** Your instructions **
From the listing below, pick out each line with the word "marker".

--- start Entries supplied ---

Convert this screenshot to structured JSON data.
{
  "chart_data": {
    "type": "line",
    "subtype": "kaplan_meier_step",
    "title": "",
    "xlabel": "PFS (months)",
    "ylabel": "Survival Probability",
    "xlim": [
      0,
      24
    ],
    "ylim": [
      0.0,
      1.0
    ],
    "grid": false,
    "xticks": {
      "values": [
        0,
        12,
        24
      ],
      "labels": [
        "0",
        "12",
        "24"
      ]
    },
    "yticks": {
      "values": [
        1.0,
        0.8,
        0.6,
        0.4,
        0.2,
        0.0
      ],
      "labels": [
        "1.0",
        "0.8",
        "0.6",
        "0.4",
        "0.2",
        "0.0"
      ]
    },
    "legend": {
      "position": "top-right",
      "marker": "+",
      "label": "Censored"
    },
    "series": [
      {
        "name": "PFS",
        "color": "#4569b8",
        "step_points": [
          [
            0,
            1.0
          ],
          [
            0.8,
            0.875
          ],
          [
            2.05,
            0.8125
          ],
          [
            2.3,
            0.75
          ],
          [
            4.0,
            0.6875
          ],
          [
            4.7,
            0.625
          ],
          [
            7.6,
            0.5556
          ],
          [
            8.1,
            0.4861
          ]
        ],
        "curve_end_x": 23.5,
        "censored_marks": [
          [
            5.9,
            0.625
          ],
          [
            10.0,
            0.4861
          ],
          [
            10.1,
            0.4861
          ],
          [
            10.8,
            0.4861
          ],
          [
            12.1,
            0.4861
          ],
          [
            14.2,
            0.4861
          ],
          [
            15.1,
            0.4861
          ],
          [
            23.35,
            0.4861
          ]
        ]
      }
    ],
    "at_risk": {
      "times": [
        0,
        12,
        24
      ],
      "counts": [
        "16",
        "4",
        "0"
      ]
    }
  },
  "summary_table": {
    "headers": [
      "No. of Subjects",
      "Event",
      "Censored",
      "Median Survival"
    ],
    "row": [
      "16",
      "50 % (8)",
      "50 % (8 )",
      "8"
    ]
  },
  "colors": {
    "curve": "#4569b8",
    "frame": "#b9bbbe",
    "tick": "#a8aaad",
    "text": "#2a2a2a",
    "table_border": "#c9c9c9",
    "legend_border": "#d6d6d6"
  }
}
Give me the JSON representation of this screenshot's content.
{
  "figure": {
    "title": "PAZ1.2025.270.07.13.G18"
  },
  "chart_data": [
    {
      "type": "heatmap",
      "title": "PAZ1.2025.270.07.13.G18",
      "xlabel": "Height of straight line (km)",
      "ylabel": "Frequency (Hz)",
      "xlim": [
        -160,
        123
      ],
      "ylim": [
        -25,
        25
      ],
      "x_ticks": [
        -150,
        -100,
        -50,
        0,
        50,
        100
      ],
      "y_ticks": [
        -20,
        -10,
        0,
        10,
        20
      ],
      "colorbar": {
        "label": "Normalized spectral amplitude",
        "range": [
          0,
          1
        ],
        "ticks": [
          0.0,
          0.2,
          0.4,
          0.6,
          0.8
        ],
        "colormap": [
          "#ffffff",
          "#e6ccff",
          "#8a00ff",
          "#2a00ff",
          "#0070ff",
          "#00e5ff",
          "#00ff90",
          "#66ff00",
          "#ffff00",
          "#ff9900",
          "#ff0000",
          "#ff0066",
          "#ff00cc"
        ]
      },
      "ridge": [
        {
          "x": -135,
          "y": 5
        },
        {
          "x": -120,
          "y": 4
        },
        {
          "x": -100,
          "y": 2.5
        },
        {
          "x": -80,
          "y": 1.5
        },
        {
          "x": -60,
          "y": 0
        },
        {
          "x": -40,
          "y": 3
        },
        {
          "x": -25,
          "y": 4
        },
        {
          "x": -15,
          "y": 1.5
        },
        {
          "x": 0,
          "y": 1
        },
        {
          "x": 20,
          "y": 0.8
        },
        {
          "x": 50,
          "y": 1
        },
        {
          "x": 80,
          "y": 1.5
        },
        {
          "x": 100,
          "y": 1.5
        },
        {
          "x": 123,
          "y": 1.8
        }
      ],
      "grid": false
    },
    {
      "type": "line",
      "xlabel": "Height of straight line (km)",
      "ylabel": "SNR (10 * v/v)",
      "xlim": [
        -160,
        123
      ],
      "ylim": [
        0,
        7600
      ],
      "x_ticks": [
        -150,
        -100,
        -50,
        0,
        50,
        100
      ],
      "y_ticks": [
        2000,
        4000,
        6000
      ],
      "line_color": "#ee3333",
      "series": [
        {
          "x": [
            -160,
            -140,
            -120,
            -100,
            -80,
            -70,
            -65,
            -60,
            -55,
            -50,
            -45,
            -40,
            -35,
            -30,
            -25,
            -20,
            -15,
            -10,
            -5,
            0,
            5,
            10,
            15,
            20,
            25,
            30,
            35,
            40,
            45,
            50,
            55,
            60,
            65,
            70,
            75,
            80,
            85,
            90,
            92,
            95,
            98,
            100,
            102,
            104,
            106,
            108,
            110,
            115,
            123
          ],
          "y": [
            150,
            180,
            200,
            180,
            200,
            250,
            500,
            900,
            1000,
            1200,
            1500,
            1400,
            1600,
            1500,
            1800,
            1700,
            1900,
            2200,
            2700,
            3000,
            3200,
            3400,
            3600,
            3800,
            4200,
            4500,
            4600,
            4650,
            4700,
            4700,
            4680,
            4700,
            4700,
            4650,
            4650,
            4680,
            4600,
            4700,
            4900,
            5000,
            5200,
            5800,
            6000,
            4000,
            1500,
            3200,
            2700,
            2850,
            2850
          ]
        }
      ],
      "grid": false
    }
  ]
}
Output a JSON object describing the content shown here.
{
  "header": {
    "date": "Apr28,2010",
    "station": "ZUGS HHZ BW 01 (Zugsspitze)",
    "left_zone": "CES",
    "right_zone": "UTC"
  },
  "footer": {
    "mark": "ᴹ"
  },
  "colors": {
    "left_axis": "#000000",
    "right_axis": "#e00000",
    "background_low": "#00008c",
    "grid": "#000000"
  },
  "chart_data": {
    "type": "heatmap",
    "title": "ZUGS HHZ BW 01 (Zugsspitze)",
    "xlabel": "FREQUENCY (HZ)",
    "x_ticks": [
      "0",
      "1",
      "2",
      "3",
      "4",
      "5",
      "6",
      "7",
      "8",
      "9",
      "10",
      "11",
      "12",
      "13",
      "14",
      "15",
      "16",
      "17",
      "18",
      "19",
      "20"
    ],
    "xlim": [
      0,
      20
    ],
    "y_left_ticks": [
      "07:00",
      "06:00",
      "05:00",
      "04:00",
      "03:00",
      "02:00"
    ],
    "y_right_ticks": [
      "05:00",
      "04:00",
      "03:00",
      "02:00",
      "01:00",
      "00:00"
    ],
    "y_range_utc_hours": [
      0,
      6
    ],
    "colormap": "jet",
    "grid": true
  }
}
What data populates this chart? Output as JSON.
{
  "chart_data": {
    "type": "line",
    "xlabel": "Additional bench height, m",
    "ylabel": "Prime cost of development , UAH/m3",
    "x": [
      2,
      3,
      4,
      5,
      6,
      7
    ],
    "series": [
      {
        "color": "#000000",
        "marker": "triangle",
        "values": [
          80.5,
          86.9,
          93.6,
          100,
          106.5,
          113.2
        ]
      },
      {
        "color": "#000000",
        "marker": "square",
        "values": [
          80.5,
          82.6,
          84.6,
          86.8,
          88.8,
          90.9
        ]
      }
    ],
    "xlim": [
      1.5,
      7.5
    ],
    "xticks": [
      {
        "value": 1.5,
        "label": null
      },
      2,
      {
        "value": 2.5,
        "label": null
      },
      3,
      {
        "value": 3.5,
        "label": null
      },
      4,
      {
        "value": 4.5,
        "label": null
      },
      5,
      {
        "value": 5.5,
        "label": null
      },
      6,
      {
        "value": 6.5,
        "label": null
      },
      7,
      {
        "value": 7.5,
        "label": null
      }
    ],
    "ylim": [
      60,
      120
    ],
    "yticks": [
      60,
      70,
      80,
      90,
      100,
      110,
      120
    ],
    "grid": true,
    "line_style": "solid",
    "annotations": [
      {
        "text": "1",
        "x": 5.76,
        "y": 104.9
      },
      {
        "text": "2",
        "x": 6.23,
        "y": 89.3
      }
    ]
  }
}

--- end Entries supplied ---

** Written solution **
      "marker": "+",
        "marker": "triangle",
        "marker": "square",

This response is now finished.